Your task is to transcribe all the entries exactly, excluding pictures.

[Dataset entries on figures]
==========

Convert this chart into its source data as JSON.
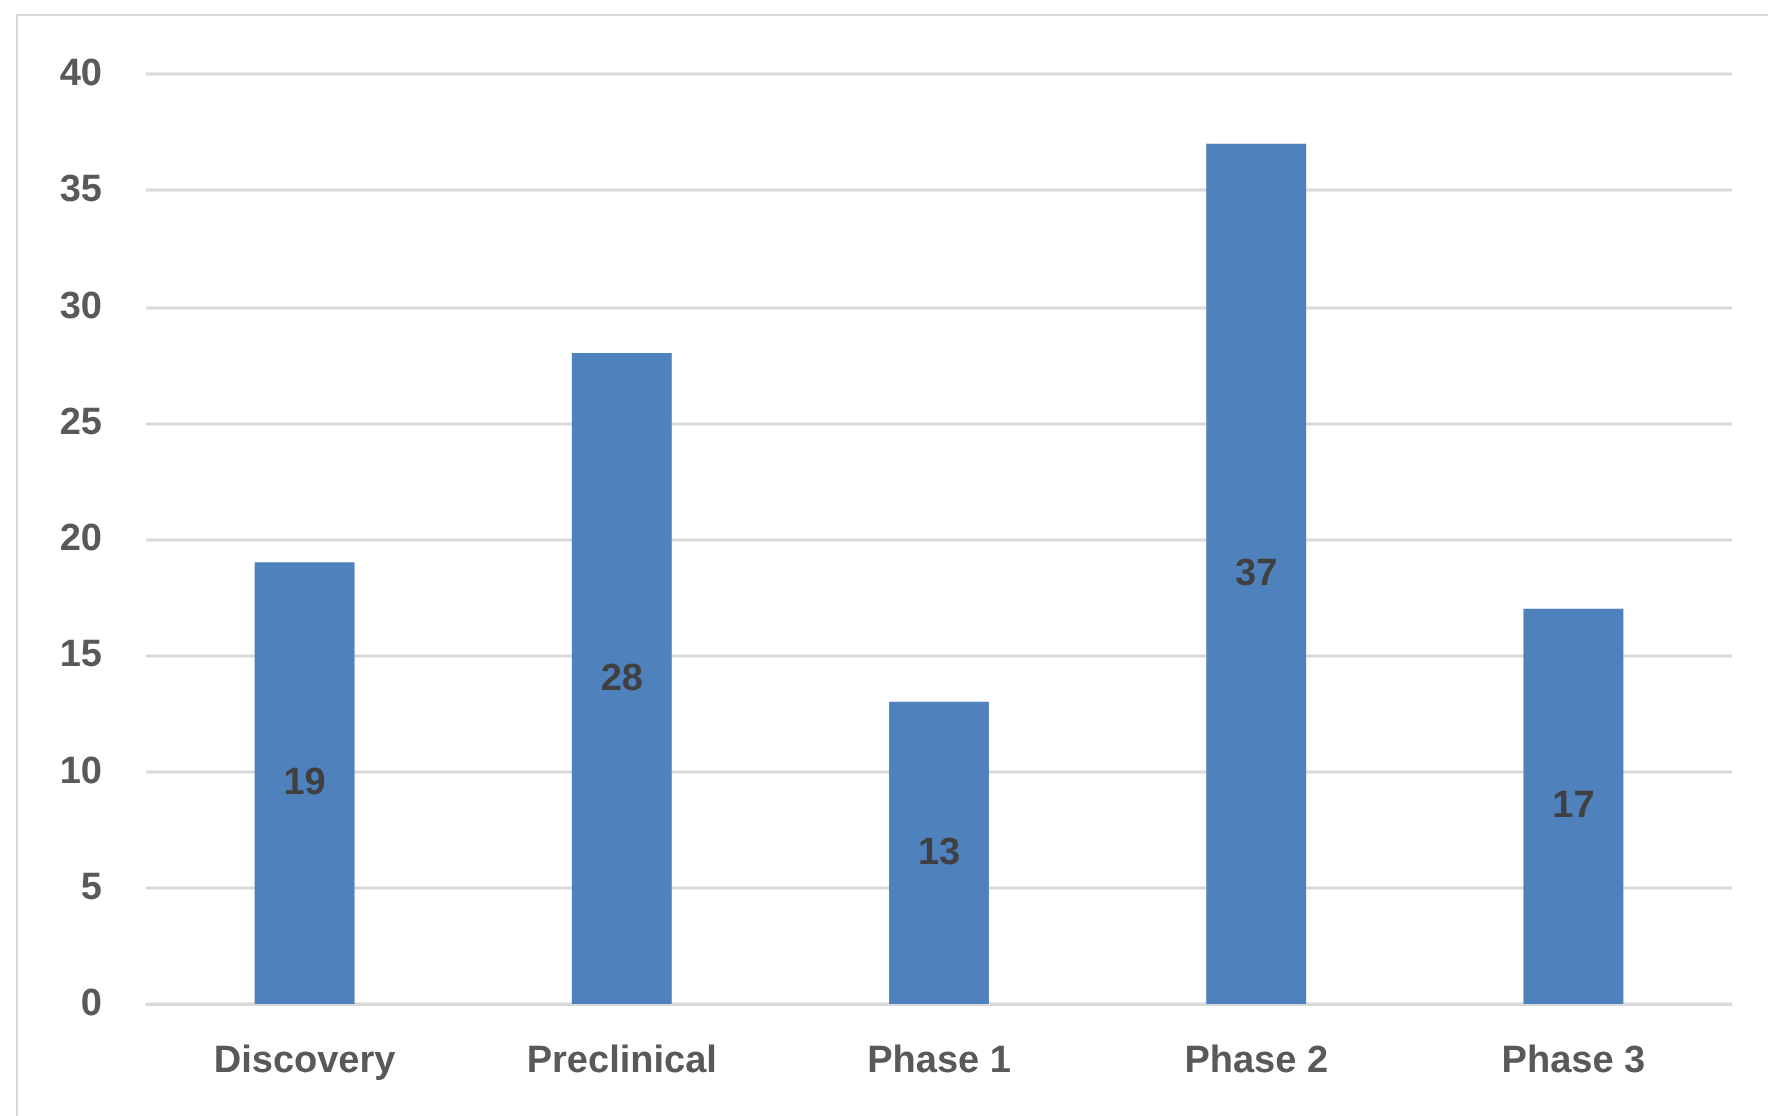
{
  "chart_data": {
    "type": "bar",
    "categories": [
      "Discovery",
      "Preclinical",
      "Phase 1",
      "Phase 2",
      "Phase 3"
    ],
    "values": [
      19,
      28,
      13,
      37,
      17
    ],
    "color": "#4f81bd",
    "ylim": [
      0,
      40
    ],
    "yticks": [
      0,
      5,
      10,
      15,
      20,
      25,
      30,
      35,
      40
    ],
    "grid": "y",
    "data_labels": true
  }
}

==========

[REPLY]
Convert this chart into its source data as JSON.
{
  "chart_data": {
    "type": "bar",
    "categories": [
      "Discovery",
      "Preclinical",
      "Phase 1",
      "Phase 2",
      "Phase 3"
    ],
    "values": [
      19,
      28,
      13,
      37,
      17
    ],
    "color": "#4f81bd",
    "ylim": [
      0,
      40
    ],
    "yticks": [
      0,
      5,
      10,
      15,
      20,
      25,
      30,
      35,
      40
    ],
    "grid": "y",
    "data_labels": true
  }
}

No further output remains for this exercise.